Data entries for graphics:

══════════════════════════════

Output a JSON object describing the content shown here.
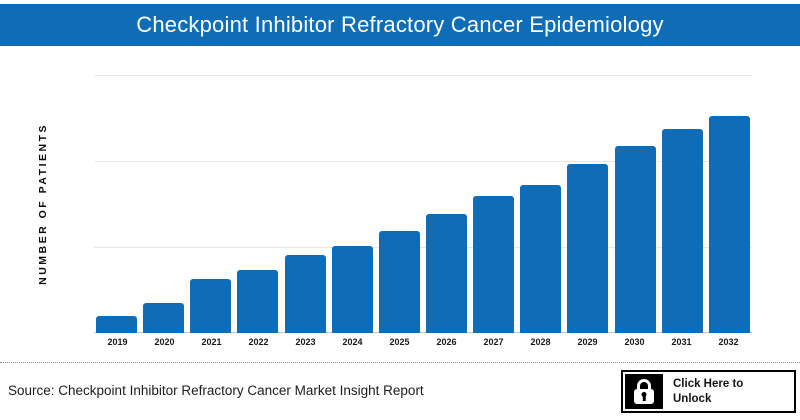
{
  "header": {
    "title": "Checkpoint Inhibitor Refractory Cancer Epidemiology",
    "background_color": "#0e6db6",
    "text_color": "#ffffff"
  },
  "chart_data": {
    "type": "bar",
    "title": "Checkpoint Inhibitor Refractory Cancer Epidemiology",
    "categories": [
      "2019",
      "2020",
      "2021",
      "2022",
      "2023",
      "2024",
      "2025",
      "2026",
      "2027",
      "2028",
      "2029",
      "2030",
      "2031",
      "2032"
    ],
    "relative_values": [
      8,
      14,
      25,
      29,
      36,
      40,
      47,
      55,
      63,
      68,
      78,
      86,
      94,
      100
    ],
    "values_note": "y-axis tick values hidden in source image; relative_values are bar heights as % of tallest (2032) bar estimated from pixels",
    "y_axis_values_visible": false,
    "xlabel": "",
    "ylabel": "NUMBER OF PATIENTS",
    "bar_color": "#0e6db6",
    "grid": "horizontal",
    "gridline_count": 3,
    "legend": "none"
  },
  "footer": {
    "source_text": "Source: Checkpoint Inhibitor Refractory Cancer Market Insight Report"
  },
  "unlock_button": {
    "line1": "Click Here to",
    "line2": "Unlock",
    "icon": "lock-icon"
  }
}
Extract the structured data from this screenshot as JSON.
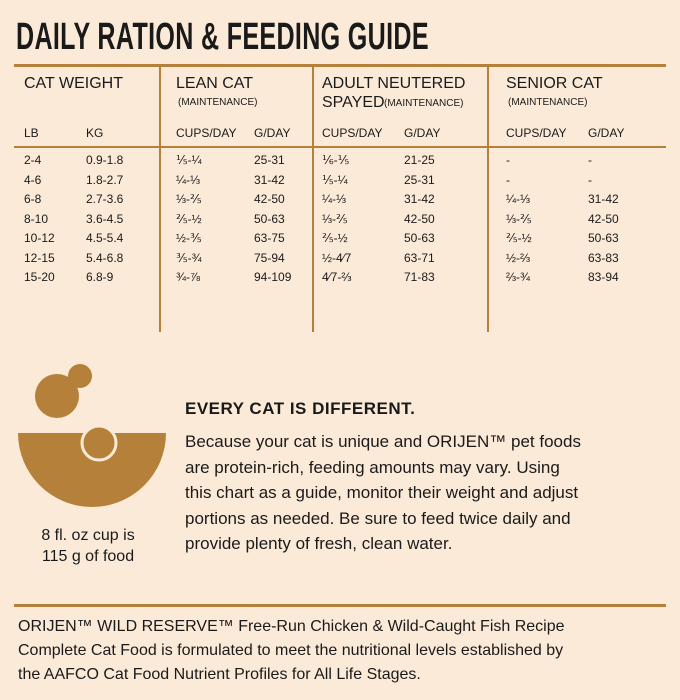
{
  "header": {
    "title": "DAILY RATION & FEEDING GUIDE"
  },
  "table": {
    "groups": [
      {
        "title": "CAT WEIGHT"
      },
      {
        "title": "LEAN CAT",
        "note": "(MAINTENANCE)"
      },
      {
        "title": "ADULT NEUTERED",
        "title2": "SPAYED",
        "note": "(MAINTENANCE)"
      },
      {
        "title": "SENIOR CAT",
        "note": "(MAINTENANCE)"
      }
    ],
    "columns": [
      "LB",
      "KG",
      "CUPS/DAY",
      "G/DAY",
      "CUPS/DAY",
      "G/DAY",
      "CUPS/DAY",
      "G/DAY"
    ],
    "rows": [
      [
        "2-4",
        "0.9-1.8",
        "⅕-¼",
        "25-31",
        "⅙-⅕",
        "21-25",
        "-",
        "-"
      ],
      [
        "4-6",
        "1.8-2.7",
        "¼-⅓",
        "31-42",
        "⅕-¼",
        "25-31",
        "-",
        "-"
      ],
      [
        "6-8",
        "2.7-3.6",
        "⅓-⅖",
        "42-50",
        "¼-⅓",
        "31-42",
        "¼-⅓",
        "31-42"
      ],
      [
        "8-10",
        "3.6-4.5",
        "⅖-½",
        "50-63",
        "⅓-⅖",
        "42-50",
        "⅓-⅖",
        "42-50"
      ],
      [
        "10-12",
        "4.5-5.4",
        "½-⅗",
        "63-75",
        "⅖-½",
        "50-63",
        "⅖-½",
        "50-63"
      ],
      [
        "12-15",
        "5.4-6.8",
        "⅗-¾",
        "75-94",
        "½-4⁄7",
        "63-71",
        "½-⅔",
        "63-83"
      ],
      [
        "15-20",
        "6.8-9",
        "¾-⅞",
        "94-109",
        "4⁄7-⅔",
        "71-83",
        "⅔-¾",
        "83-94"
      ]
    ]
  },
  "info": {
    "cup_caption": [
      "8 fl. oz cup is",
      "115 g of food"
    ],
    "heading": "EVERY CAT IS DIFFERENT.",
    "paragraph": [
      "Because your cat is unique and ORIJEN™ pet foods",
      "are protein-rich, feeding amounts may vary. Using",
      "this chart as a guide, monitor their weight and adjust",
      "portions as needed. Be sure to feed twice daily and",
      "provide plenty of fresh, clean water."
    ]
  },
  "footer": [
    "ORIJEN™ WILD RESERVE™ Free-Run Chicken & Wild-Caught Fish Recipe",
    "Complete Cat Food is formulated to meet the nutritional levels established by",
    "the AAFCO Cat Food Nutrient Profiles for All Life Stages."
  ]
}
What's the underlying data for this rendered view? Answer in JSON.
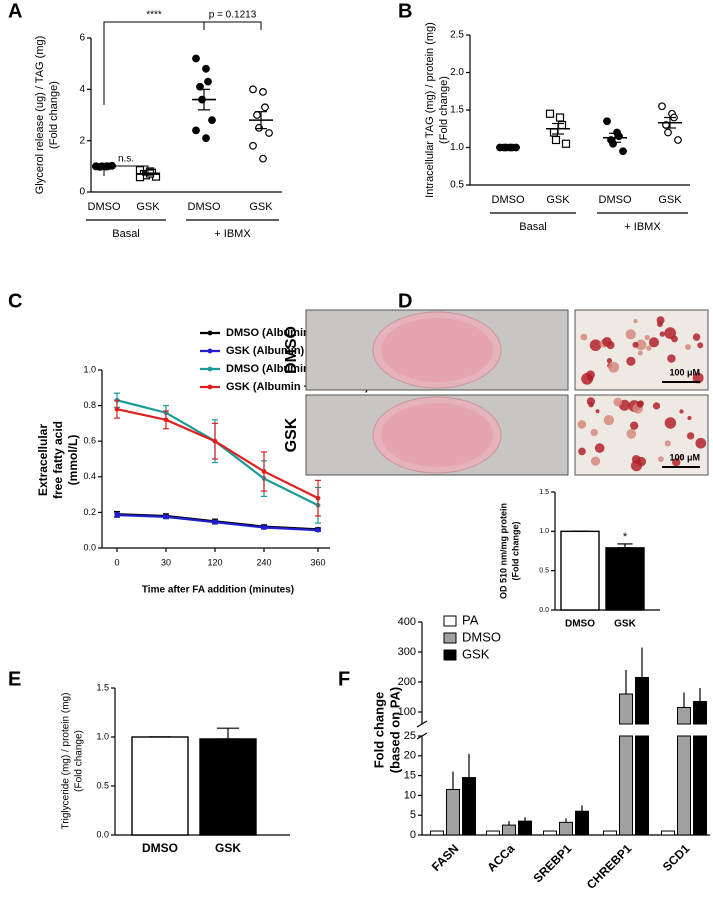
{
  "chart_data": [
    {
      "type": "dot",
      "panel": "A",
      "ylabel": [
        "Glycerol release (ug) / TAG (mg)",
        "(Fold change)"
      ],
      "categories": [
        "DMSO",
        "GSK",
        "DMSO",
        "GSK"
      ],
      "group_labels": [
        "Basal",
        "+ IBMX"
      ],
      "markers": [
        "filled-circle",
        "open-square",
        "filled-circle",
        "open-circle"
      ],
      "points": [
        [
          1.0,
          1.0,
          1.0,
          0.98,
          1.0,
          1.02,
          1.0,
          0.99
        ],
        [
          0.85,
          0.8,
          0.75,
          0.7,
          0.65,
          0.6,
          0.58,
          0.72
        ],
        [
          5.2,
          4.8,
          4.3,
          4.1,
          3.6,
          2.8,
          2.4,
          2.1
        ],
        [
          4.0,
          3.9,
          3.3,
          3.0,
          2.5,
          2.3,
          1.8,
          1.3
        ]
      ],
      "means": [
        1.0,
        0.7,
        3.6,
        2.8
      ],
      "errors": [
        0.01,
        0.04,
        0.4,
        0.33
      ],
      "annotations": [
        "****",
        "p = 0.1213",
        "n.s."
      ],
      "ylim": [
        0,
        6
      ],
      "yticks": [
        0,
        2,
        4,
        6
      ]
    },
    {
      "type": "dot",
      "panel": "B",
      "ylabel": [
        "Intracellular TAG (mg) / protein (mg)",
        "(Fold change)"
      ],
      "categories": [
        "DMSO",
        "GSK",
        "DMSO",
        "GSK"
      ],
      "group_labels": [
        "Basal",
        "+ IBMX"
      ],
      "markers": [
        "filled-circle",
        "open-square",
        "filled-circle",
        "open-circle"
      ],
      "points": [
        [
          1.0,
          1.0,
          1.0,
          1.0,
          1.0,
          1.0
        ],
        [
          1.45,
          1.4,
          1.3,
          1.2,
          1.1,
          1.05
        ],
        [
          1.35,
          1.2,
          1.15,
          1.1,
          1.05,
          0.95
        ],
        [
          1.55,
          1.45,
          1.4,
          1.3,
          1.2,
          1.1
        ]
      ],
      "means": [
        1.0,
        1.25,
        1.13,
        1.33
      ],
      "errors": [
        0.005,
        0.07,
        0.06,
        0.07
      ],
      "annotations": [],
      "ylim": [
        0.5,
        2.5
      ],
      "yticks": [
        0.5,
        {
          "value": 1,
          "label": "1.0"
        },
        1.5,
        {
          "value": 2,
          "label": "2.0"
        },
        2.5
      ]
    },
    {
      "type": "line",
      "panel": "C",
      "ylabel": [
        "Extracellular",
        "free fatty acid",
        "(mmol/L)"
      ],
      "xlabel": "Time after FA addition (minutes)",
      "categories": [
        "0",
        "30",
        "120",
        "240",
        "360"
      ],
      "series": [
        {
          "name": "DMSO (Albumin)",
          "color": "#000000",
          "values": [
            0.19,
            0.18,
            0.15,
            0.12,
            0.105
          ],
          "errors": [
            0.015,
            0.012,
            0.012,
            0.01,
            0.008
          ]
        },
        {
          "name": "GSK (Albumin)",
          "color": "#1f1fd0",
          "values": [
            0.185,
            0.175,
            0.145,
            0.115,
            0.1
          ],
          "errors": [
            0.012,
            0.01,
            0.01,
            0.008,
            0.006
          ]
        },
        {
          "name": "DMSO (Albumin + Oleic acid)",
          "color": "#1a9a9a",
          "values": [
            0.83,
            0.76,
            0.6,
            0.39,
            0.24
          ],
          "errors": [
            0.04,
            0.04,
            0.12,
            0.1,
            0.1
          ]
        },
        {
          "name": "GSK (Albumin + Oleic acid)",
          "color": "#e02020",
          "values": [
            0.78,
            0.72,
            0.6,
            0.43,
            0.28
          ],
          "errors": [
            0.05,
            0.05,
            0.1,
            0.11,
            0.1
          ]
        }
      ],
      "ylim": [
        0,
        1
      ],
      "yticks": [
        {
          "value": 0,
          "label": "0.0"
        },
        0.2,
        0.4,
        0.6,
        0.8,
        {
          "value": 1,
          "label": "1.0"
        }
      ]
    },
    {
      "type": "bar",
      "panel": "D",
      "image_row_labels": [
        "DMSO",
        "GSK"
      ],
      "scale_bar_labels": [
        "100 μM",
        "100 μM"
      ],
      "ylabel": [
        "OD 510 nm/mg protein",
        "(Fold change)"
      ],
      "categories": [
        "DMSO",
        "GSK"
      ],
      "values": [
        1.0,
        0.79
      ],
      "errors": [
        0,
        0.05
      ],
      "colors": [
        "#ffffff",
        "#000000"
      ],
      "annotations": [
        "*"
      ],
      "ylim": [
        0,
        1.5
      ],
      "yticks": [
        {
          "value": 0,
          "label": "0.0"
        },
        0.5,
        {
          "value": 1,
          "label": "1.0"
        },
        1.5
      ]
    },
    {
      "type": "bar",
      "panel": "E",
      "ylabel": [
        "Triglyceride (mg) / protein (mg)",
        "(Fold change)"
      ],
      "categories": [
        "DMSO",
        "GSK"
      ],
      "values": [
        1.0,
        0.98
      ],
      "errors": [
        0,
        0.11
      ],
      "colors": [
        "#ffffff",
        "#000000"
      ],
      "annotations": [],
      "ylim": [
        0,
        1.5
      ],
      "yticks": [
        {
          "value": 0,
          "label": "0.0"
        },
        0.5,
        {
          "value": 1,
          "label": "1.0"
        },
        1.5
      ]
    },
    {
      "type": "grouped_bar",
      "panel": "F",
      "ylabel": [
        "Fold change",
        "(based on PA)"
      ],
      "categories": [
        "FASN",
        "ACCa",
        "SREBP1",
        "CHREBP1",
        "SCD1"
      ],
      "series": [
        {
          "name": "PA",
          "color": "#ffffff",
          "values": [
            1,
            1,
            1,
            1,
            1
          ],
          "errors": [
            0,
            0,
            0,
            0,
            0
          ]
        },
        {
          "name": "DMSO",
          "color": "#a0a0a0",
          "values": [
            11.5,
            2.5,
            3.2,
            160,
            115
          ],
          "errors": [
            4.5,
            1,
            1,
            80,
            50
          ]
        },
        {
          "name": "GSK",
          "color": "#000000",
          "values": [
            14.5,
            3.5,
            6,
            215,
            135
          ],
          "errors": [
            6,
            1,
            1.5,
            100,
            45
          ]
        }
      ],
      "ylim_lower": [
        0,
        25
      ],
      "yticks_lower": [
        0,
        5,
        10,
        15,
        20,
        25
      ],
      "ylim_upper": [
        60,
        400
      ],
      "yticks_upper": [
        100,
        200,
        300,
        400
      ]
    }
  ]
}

══════════════════════════════

What is the number of lines in the data above that include the word "Oleic"? Answer with that number only.

2